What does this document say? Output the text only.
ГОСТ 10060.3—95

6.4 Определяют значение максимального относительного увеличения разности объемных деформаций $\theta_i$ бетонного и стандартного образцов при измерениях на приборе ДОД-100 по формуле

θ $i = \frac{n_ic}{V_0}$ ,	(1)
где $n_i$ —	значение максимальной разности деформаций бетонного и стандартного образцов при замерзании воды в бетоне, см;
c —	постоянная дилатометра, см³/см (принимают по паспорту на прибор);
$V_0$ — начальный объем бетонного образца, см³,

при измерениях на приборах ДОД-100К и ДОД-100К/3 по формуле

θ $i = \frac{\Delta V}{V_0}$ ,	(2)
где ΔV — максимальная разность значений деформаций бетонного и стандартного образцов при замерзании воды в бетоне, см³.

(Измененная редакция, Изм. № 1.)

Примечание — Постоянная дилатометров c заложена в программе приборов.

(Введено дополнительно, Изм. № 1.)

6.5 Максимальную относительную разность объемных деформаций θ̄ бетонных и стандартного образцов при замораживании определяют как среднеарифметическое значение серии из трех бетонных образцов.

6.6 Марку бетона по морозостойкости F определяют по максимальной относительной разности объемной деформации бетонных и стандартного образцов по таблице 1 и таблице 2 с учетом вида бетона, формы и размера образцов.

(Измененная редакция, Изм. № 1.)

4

-=-=-=-=-

What this task involves:
Collect the lines of the records that include the string "формуле".

Written solution:
6.4 Определяют значение максимального относительного увеличения разности объемных деформаций $\theta_i$ бетонного и стандартного образцов при измерениях на приборе ДОД-100 по формуле
при измерениях на приборах ДОД-100К и ДОД-100К/3 по формуле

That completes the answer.